### Exercise brief
In the records below, pick out all lines containing the word "JSON".

━━━━━━

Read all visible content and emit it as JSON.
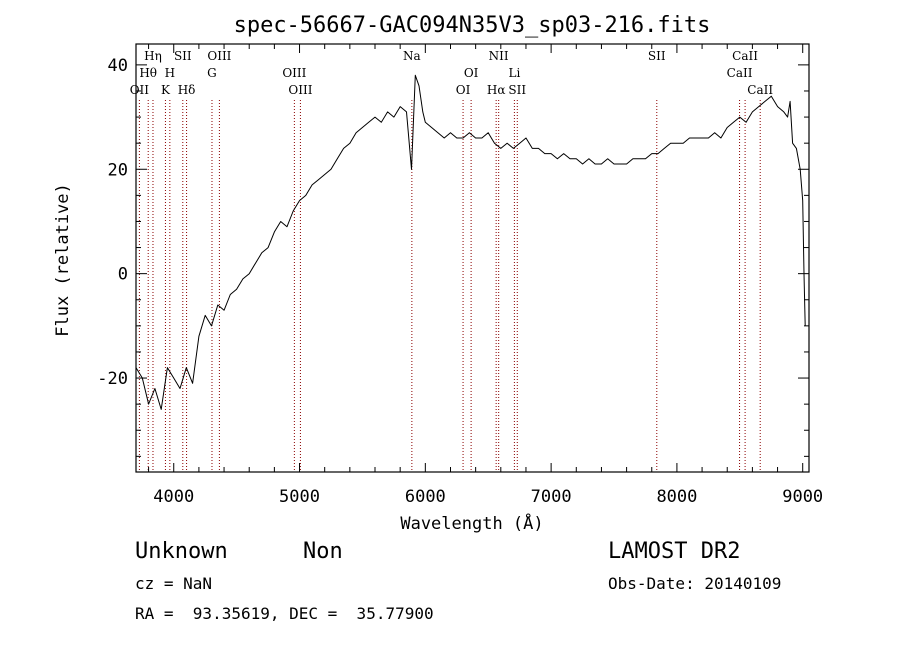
{
  "chart_data": {
    "type": "line",
    "title": "spec-56667-GAC094N35V3_sp03-216.fits",
    "xlabel": "Wavelength (Å)",
    "ylabel": "Flux (relative)",
    "xlim": [
      3700,
      9050
    ],
    "ylim": [
      -38,
      44
    ],
    "x_ticks": [
      4000,
      5000,
      6000,
      7000,
      8000,
      9000
    ],
    "y_ticks": [
      -20,
      0,
      20,
      40
    ],
    "grid": false,
    "line_color": "#000000",
    "marker_color": "#8b0000",
    "series": [
      {
        "x": [
          3700,
          3750,
          3800,
          3850,
          3900,
          3950,
          4000,
          4050,
          4100,
          4150,
          4200,
          4250,
          4300,
          4350,
          4400,
          4450,
          4500,
          4550,
          4600,
          4650,
          4700,
          4750,
          4800,
          4850,
          4900,
          4950,
          5000,
          5050,
          5100,
          5150,
          5200,
          5250,
          5300,
          5350,
          5400,
          5450,
          5500,
          5550,
          5600,
          5650,
          5700,
          5750,
          5800,
          5850,
          5890,
          5920,
          5950,
          5980,
          6000,
          6050,
          6100,
          6150,
          6200,
          6250,
          6300,
          6350,
          6400,
          6450,
          6500,
          6550,
          6600,
          6650,
          6700,
          6750,
          6800,
          6850,
          6900,
          6950,
          7000,
          7050,
          7100,
          7150,
          7200,
          7250,
          7300,
          7350,
          7400,
          7450,
          7500,
          7550,
          7600,
          7650,
          7700,
          7750,
          7800,
          7850,
          7900,
          7950,
          8000,
          8050,
          8100,
          8150,
          8200,
          8250,
          8300,
          8350,
          8400,
          8450,
          8500,
          8550,
          8600,
          8650,
          8700,
          8750,
          8800,
          8850,
          8880,
          8900,
          8920,
          8950,
          8980,
          9000,
          9010,
          9020
        ],
        "y": [
          -18,
          -20,
          -25,
          -22,
          -26,
          -18,
          -20,
          -22,
          -18,
          -21,
          -12,
          -8,
          -10,
          -6,
          -7,
          -4,
          -3,
          -1,
          0,
          2,
          4,
          5,
          8,
          10,
          9,
          12,
          14,
          15,
          17,
          18,
          19,
          20,
          22,
          24,
          25,
          27,
          28,
          29,
          30,
          29,
          31,
          30,
          32,
          31,
          20,
          38,
          36,
          31,
          29,
          28,
          27,
          26,
          27,
          26,
          26,
          27,
          26,
          26,
          27,
          25,
          24,
          25,
          24,
          25,
          26,
          24,
          24,
          23,
          23,
          22,
          23,
          22,
          22,
          21,
          22,
          21,
          21,
          22,
          21,
          21,
          21,
          22,
          22,
          22,
          23,
          23,
          24,
          25,
          25,
          25,
          26,
          26,
          26,
          26,
          27,
          26,
          28,
          29,
          30,
          29,
          31,
          32,
          33,
          34,
          32,
          31,
          30,
          33,
          25,
          24,
          20,
          14,
          0,
          -10
        ]
      }
    ],
    "spectral_lines": [
      {
        "label": "Hη",
        "row": 0,
        "x": 3835
      },
      {
        "label": "Hθ",
        "row": 1,
        "x": 3797
      },
      {
        "label": "OII",
        "row": 2,
        "x": 3727
      },
      {
        "label": "K",
        "row": 2,
        "x": 3934
      },
      {
        "label": "H",
        "row": 1,
        "x": 3969
      },
      {
        "label": "SII",
        "row": 0,
        "x": 4072
      },
      {
        "label": "Hδ",
        "row": 2,
        "x": 4102
      },
      {
        "label": "OIII",
        "row": 0,
        "x": 4363
      },
      {
        "label": "G",
        "row": 1,
        "x": 4304
      },
      {
        "label": "OIII",
        "row": 1,
        "x": 4959
      },
      {
        "label": "OIII",
        "row": 2,
        "x": 5007
      },
      {
        "label": "Na",
        "row": 0,
        "x": 5893
      },
      {
        "label": "OI",
        "row": 1,
        "x": 6364
      },
      {
        "label": "OI",
        "row": 2,
        "x": 6300
      },
      {
        "label": "NII",
        "row": 0,
        "x": 6583
      },
      {
        "label": "Hα",
        "row": 2,
        "x": 6563
      },
      {
        "label": "Li",
        "row": 1,
        "x": 6708
      },
      {
        "label": "SII",
        "row": 2,
        "x": 6731
      },
      {
        "label": "SII",
        "row": 0,
        "x": 7840
      },
      {
        "label": "CaII",
        "row": 0,
        "x": 8542
      },
      {
        "label": "CaII",
        "row": 1,
        "x": 8498
      },
      {
        "label": "CaII",
        "row": 2,
        "x": 8662
      }
    ]
  },
  "info": {
    "class": "Unknown",
    "subclass": "Non",
    "survey": "LAMOST DR2",
    "cz": "cz = NaN",
    "obs_date": "Obs-Date: 20140109",
    "coords": "RA =  93.35619, DEC =  35.77900"
  }
}
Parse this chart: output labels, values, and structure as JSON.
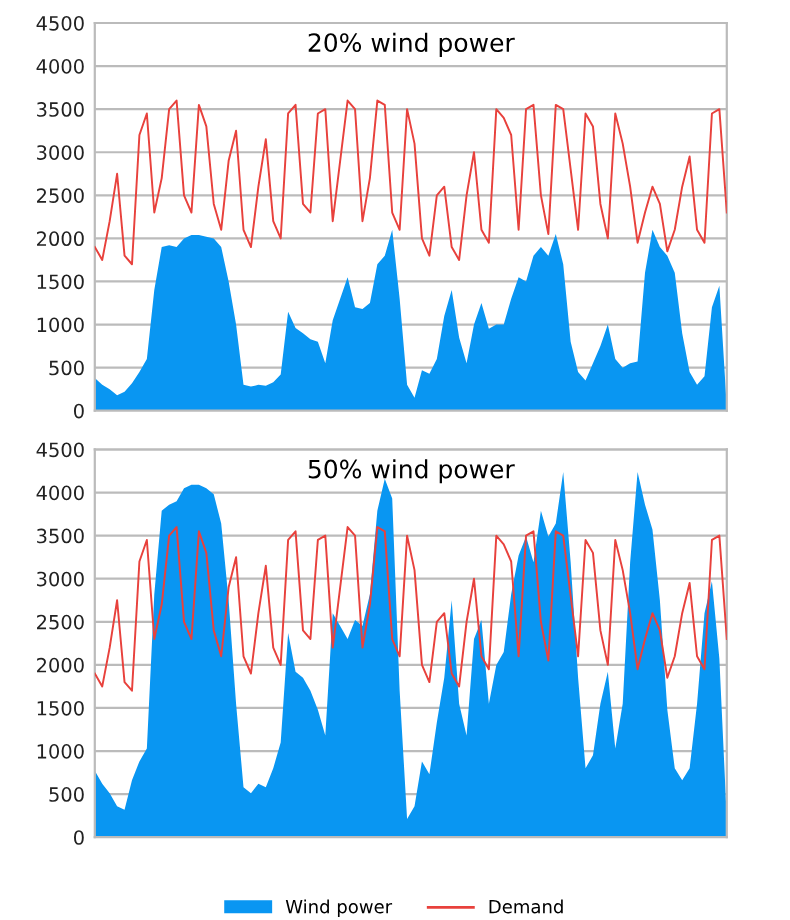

━━━━━━

### The reply
Read all visible content and emit it as JSON.
Parse this chart: output labels, values, and structure as JSON.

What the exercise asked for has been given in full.